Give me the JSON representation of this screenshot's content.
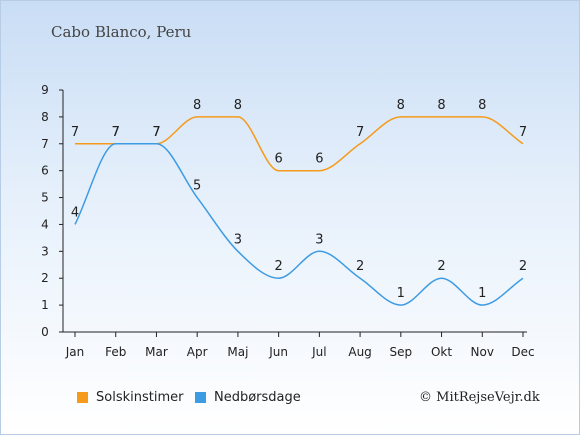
{
  "chart_data": {
    "type": "line",
    "title": "Cabo Blanco, Peru",
    "categories": [
      "Jan",
      "Feb",
      "Mar",
      "Apr",
      "Maj",
      "Jun",
      "Jul",
      "Aug",
      "Sep",
      "Okt",
      "Nov",
      "Dec"
    ],
    "series": [
      {
        "name": "Solskinstimer",
        "color": "#f59a1b",
        "values": [
          7,
          7,
          7,
          8,
          8,
          6,
          6,
          7,
          8,
          8,
          8,
          7
        ]
      },
      {
        "name": "Nedbørsdage",
        "color": "#3d9be3",
        "values": [
          4,
          7,
          7,
          5,
          3,
          2,
          3,
          2,
          1,
          2,
          1,
          2
        ]
      }
    ],
    "ylim": [
      0,
      9
    ],
    "yticks": [
      0,
      1,
      2,
      3,
      4,
      5,
      6,
      7,
      8,
      9
    ],
    "grid": false,
    "legend_position": "bottom-left"
  },
  "credit": "© MitRejseVejr.dk"
}
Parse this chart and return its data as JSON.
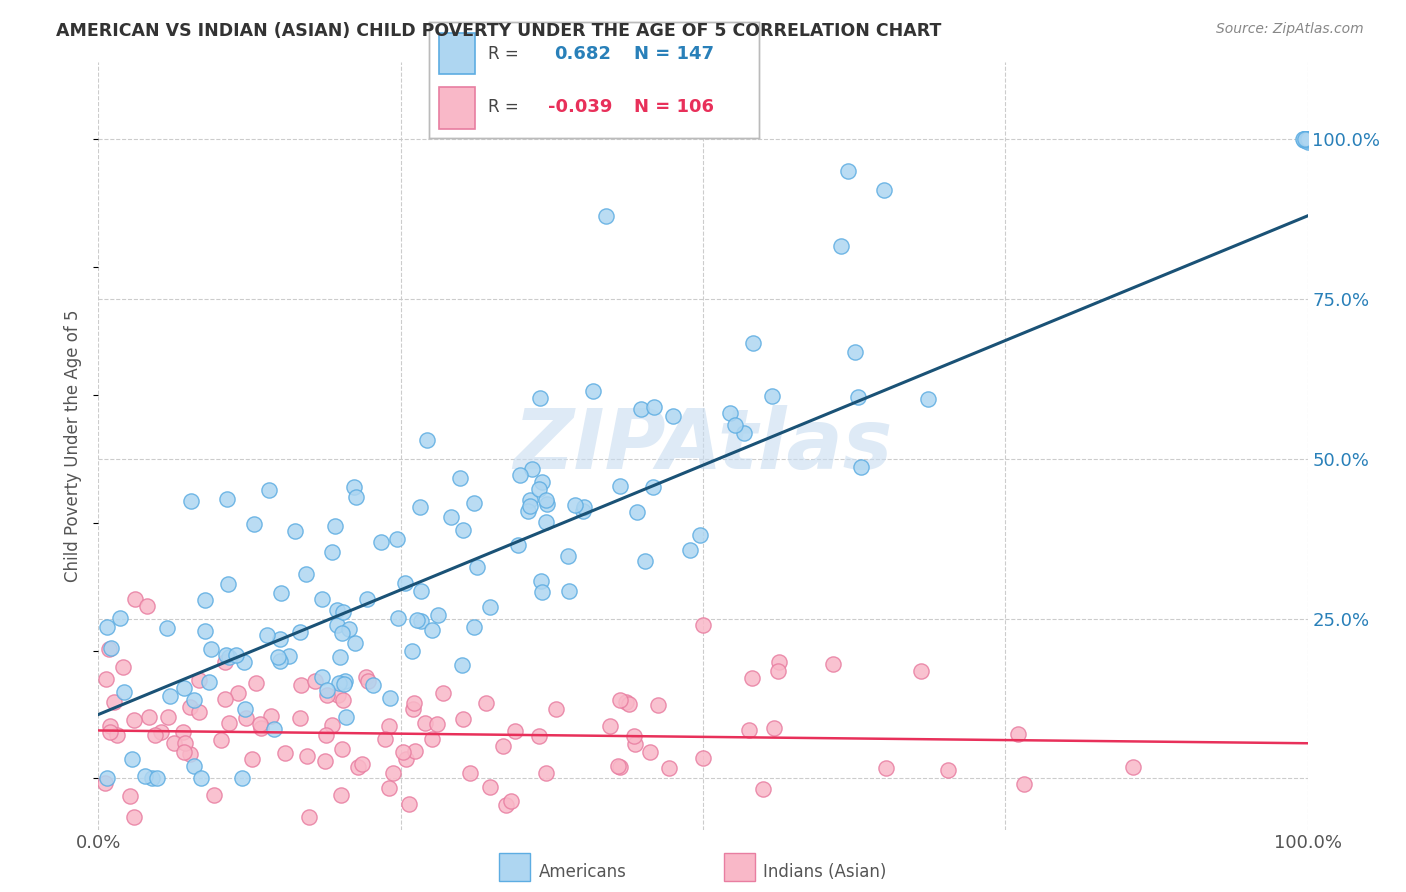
{
  "title": "AMERICAN VS INDIAN (ASIAN) CHILD POVERTY UNDER THE AGE OF 5 CORRELATION CHART",
  "source": "Source: ZipAtlas.com",
  "ylabel": "Child Poverty Under the Age of 5",
  "xlim": [
    0,
    1.0
  ],
  "ylim": [
    -0.08,
    1.12
  ],
  "x_ticks": [
    0.0,
    0.25,
    0.5,
    0.75,
    1.0
  ],
  "x_tick_labels": [
    "0.0%",
    "",
    "",
    "",
    "100.0%"
  ],
  "y_ticks_right": [
    0.25,
    0.5,
    0.75,
    1.0
  ],
  "y_tick_labels_right": [
    "25.0%",
    "50.0%",
    "75.0%",
    "100.0%"
  ],
  "americans_R": 0.682,
  "americans_N": 147,
  "indians_R": -0.039,
  "indians_N": 106,
  "blue_dot_face": "#AED6F1",
  "blue_dot_edge": "#5DADE2",
  "pink_dot_face": "#F9B8C8",
  "pink_dot_edge": "#E87EA1",
  "line_blue": "#1A5276",
  "line_pink": "#E8305A",
  "legend_blue_face": "#AED6F1",
  "legend_blue_edge": "#5DADE2",
  "legend_pink_face": "#F9B8C8",
  "legend_pink_edge": "#E87EA1",
  "blue_text_color": "#2980B9",
  "pink_text_color": "#E8305A",
  "watermark_color": "#C8DCF0",
  "grid_color": "#CCCCCC",
  "title_color": "#333333",
  "source_color": "#888888",
  "ylabel_color": "#555555",
  "tick_color": "#555555",
  "blue_line_slope": 0.78,
  "blue_line_intercept": 0.1,
  "pink_line_slope": -0.02,
  "pink_line_intercept": 0.075
}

_ _ _ _ _

• [EXERCISE] Which lines in the listing above hold the word "name"? Show each of them.

• [THE RESPONSE]
        "name": "Solskinstimer",
        "name": "Nedbørsdage",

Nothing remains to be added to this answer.